Reproduce the lines below with every "text-line" swapped for "text-row" and nothing else altered. Leave the pictures out.

═══

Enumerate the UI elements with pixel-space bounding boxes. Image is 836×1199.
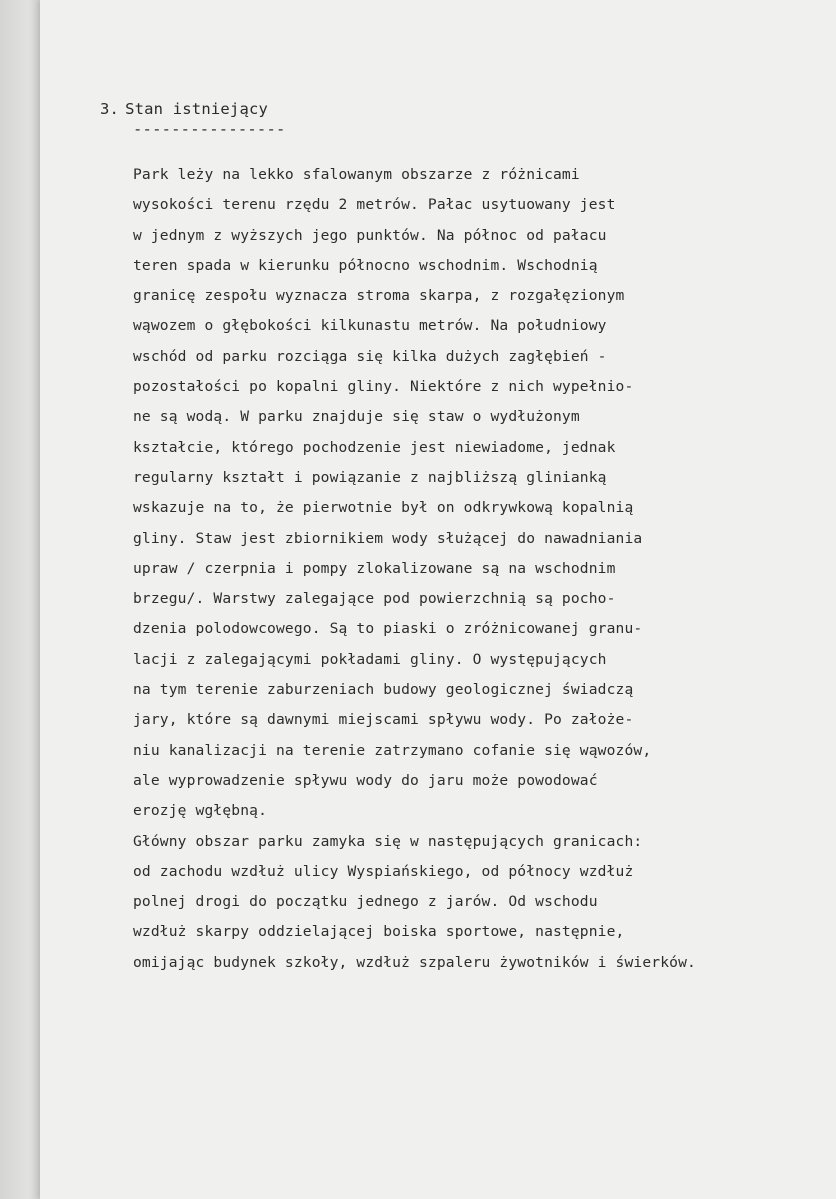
text-line: wąwozem o głębokości kilkunastu metrów. Na południowy	[133, 317, 607, 335]
text-line: dzenia polodowcowego. Są to piaski o zróżnicowanej granu-	[133, 620, 643, 638]
text-line: Główny obszar parku zamyka się w następujących granicach:	[133, 832, 643, 850]
text-line: wschód od parku rozciąga się kilka dużych zagłębień -	[133, 347, 607, 365]
section-heading	[100, 100, 268, 118]
text-line: Park leży na lekko sfalowanym obszarze z różnicami	[133, 166, 580, 183]
text-line: od zachodu wzdłuż ulicy Wyspiańskiego, od północy wzdłuż	[133, 862, 634, 880]
text-line: wskazuje na to, że pierwotnie był on odkrywkową kopalnią	[133, 499, 634, 517]
text-line: niu kanalizacji na terenie zatrzymano cofanie się wąwozów,	[133, 741, 652, 759]
text-line: w jednym z wyższych jego punktów. Na północ od pałacu	[133, 226, 607, 244]
text-line: ale wyprowadzenie spływu wody do jaru może powodować	[133, 771, 598, 789]
text-line: polnej drogi do początku jednego z jarów. Od wschodu	[133, 893, 598, 911]
text-line: regularny kształt i powiązanie z najbliższą glinianką	[133, 468, 607, 486]
text-line: teren spada w kierunku północno wschodnim. Wschodnią	[133, 256, 598, 274]
text-line: brzegu/. Warstwy zalegające pod powierzchnią są pocho-	[133, 590, 616, 608]
text-line: erozję wgłębną.	[133, 802, 268, 820]
section-number: 3.	[100, 100, 120, 118]
text-line: upraw / czerpnia i pompy zlokalizowane są na wschodnim	[133, 559, 616, 577]
text-line: granicę zespołu wyznacza stroma skarpa, z rozgałęzionym	[133, 287, 625, 305]
body-text	[133, 160, 828, 978]
text-line: wzdłuż skarpy oddzielającej boiska sportowe, następnie,	[133, 923, 625, 941]
binding-edge	[0, 0, 40, 1199]
text-line: na tym terenie zaburzeniach budowy geologicznej świadczą	[133, 681, 634, 699]
text-line: gliny. Staw jest zbiornikiem wody służącej do nawadniania	[133, 529, 643, 547]
text-line: wysokości terenu rzędu 2 metrów. Pałac usytuowany jest	[133, 196, 616, 214]
section-title-underline: ----------------	[133, 120, 286, 138]
text-line: pozostałości po kopalni gliny. Niektóre z nich wypełnio-	[133, 378, 634, 396]
text-line: kształcie, którego pochodzenie jest niewiadome, jednak	[133, 438, 616, 456]
text-line: ne są wodą. W parku znajduje się staw o wydłużonym	[133, 408, 580, 426]
text-line: omijając budynek szkoły, wzdłuż szpaleru żywotników i świerków.	[133, 953, 696, 971]
text-line: jary, które są dawnymi miejscami spływu wody. Po założe-	[133, 711, 634, 729]
section-title: Stan istniejący	[125, 100, 269, 118]
text-line: lacji z zalegającymi pokładami gliny. O występujących	[133, 650, 607, 668]
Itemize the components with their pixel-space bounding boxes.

═══

EXPECTED ANSWER:
Enumerate the UI elements with pixel-space bounding boxes. Image is 836×1199.
text-row: wąwozem o głębokości kilkunastu metrów. Na południowy	[133, 317, 607, 335]
text-row: dzenia polodowcowego. Są to piaski o zróżnicowanej granu-	[133, 620, 643, 638]
text-row: Główny obszar parku zamyka się w następujących granicach:	[133, 832, 643, 850]
text-row: wschód od parku rozciąga się kilka dużych zagłębień -	[133, 347, 607, 365]
section-heading	[100, 100, 268, 118]
text-row: Park leży na lekko sfalowanym obszarze z różnicami	[133, 166, 580, 183]
text-row: od zachodu wzdłuż ulicy Wyspiańskiego, od północy wzdłuż	[133, 862, 634, 880]
text-row: wskazuje na to, że pierwotnie był on odkrywkową kopalnią	[133, 499, 634, 517]
text-row: niu kanalizacji na terenie zatrzymano cofanie się wąwozów,	[133, 741, 652, 759]
text-row: w jednym z wyższych jego punktów. Na północ od pałacu	[133, 226, 607, 244]
text-row: ale wyprowadzenie spływu wody do jaru może powodować	[133, 771, 598, 789]
text-row: polnej drogi do początku jednego z jarów. Od wschodu	[133, 893, 598, 911]
text-row: regularny kształt i powiązanie z najbliższą glinianką	[133, 468, 607, 486]
text-row: teren spada w kierunku północno wschodnim. Wschodnią	[133, 256, 598, 274]
text-row: brzegu/. Warstwy zalegające pod powierzchnią są pocho-	[133, 590, 616, 608]
text-row: erozję wgłębną.	[133, 802, 268, 820]
section-number: 3.	[100, 100, 120, 118]
text-row: upraw / czerpnia i pompy zlokalizowane są na wschodnim	[133, 559, 616, 577]
text-row: granicę zespołu wyznacza stroma skarpa, z rozgałęzionym	[133, 287, 625, 305]
body-text	[133, 160, 828, 978]
text-row: wzdłuż skarpy oddzielającej boiska sportowe, następnie,	[133, 923, 625, 941]
binding-edge	[0, 0, 40, 1199]
text-row: na tym terenie zaburzeniach budowy geologicznej świadczą	[133, 681, 634, 699]
text-row: gliny. Staw jest zbiornikiem wody służącej do nawadniania	[133, 529, 643, 547]
text-row: wysokości terenu rzędu 2 metrów. Pałac usytuowany jest	[133, 196, 616, 214]
section-title-underline: ----------------	[133, 120, 286, 138]
text-row: pozostałości po kopalni gliny. Niektóre z nich wypełnio-	[133, 378, 634, 396]
text-row: kształcie, którego pochodzenie jest niewiadome, jednak	[133, 438, 616, 456]
text-row: ne są wodą. W parku znajduje się staw o wydłużonym	[133, 408, 580, 426]
text-row: omijając budynek szkoły, wzdłuż szpaleru żywotników i świerków.	[133, 953, 696, 971]
text-row: jary, które są dawnymi miejscami spływu wody. Po założe-	[133, 711, 634, 729]
section-title: Stan istniejący	[125, 100, 269, 118]
text-row: lacji z zalegającymi pokładami gliny. O występujących	[133, 650, 607, 668]
Itemize the components with their pixel-space bounding boxes.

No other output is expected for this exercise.